→ **Directions for this task**: Write out the data again exactly, skipping every picture.

* BEGIN Input records *

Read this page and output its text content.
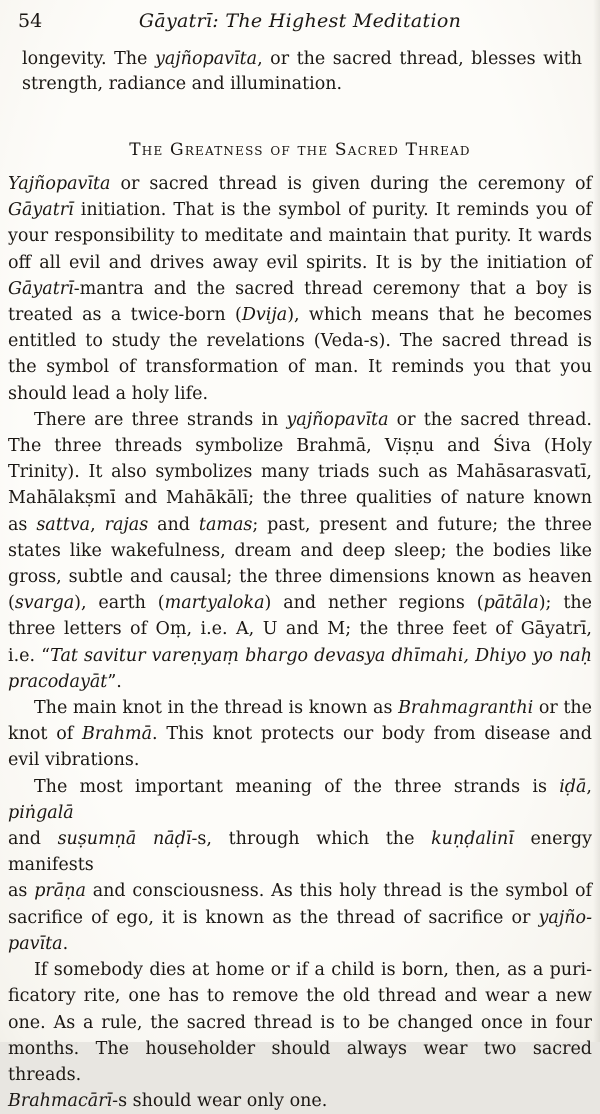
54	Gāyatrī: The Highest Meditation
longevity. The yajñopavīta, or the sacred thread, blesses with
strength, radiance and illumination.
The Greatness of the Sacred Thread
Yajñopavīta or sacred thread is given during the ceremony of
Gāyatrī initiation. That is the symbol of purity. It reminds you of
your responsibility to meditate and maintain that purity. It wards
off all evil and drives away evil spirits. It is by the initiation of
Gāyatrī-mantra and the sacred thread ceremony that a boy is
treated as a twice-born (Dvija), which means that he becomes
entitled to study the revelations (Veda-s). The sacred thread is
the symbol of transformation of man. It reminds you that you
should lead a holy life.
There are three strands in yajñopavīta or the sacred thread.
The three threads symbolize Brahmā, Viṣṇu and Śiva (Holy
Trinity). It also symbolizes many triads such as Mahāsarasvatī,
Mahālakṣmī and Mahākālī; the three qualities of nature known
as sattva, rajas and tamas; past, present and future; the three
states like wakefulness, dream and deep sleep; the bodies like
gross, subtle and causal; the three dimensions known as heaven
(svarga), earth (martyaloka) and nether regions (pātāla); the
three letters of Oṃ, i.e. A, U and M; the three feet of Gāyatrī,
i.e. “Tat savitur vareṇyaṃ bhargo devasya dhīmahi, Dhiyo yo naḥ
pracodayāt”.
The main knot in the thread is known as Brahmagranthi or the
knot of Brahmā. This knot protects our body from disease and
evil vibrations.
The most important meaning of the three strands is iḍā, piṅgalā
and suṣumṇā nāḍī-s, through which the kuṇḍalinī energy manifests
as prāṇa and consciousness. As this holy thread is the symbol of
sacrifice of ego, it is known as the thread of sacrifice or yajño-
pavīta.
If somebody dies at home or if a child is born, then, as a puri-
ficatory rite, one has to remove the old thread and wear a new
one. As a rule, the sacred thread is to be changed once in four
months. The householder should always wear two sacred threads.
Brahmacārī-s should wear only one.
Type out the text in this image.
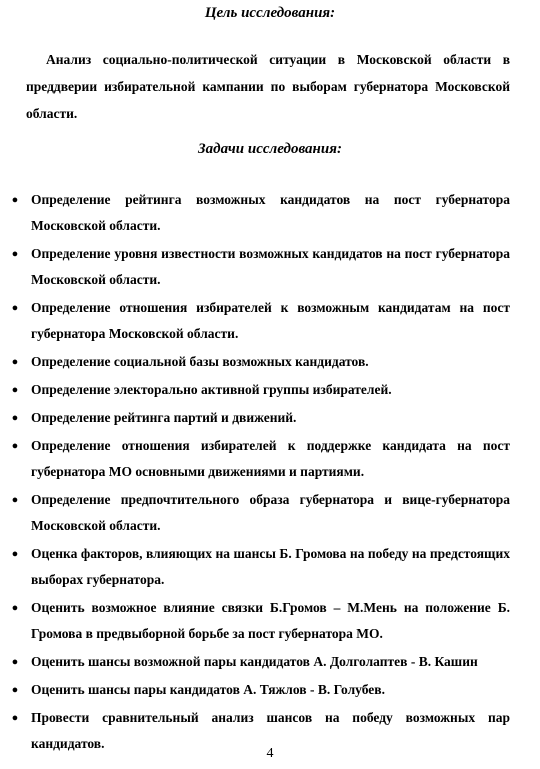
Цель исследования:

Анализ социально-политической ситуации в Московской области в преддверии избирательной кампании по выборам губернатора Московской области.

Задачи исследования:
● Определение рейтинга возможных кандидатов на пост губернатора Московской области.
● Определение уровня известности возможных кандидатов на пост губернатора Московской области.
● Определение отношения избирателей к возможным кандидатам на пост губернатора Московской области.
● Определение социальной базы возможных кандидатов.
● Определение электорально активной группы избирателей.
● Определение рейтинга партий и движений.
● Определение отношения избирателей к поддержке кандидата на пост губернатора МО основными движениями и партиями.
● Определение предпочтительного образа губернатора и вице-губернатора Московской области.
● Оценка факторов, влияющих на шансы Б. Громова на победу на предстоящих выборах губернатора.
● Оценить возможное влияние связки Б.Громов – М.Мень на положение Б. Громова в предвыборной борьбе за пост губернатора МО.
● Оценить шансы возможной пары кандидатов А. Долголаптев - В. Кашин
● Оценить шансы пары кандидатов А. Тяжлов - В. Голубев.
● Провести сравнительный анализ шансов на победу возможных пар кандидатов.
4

* END Input records *

→ **Solved exercise**:
Read this page and output its text content.
54	Gāyatrī: The Highest Meditation
longevity. The yajñopavīta, or the sacred thread, blesses with
strength, radiance and illumination.
The Greatness of the Sacred Thread
Yajñopavīta or sacred thread is given during the ceremony of
Gāyatrī initiation. That is the symbol of purity. It reminds you of
your responsibility to meditate and maintain that purity. It wards
off all evil and drives away evil spirits. It is by the initiation of
Gāyatrī-mantra and the sacred thread ceremony that a boy is
treated as a twice-born (Dvija), which means that he becomes
entitled to study the revelations (Veda-s). The sacred thread is
the symbol of transformation of man. It reminds you that you
should lead a holy life.
There are three strands in yajñopavīta or the sacred thread.
The three threads symbolize Brahmā, Viṣṇu and Śiva (Holy
Trinity). It also symbolizes many triads such as Mahāsarasvatī,
Mahālakṣmī and Mahākālī; the three qualities of nature known
as sattva, rajas and tamas; past, present and future; the three
states like wakefulness, dream and deep sleep; the bodies like
gross, subtle and causal; the three dimensions known as heaven
(svarga), earth (martyaloka) and nether regions (pātāla); the
three letters of Oṃ, i.e. A, U and M; the three feet of Gāyatrī,
i.e. “Tat savitur vareṇyaṃ bhargo devasya dhīmahi, Dhiyo yo naḥ
pracodayāt”.
The main knot in the thread is known as Brahmagranthi or the
knot of Brahmā. This knot protects our body from disease and
evil vibrations.
The most important meaning of the three strands is iḍā, piṅgalā
and suṣumṇā nāḍī-s, through which the kuṇḍalinī energy manifests
as prāṇa and consciousness. As this holy thread is the symbol of
sacrifice of ego, it is known as the thread of sacrifice or yajño-
pavīta.
If somebody dies at home or if a child is born, then, as a puri-
ficatory rite, one has to remove the old thread and wear a new
one. As a rule, the sacred thread is to be changed once in four
months. The householder should always wear two sacred threads.
Brahmacārī-s should wear only one.
Type out the text in this image.
Цель исследования:

Анализ социально-политической ситуации в Московской области в преддверии избирательной кампании по выборам губернатора Московской области.

Задачи исследования:
● Определение рейтинга возможных кандидатов на пост губернатора Московской области.
● Определение уровня известности возможных кандидатов на пост губернатора Московской области.
● Определение отношения избирателей к возможным кандидатам на пост губернатора Московской области.
● Определение социальной базы возможных кандидатов.
● Определение электорально активной группы избирателей.
● Определение рейтинга партий и движений.
● Определение отношения избирателей к поддержке кандидата на пост губернатора МО основными движениями и партиями.
● Определение предпочтительного образа губернатора и вице-губернатора Московской области.
● Оценка факторов, влияющих на шансы Б. Громова на победу на предстоящих выборах губернатора.
● Оценить возможное влияние связки Б.Громов – М.Мень на положение Б. Громова в предвыборной борьбе за пост губернатора МО.
● Оценить шансы возможной пары кандидатов А. Долголаптев - В. Кашин
● Оценить шансы пары кандидатов А. Тяжлов - В. Голубев.
● Провести сравнительный анализ шансов на победу возможных пар кандидатов.
4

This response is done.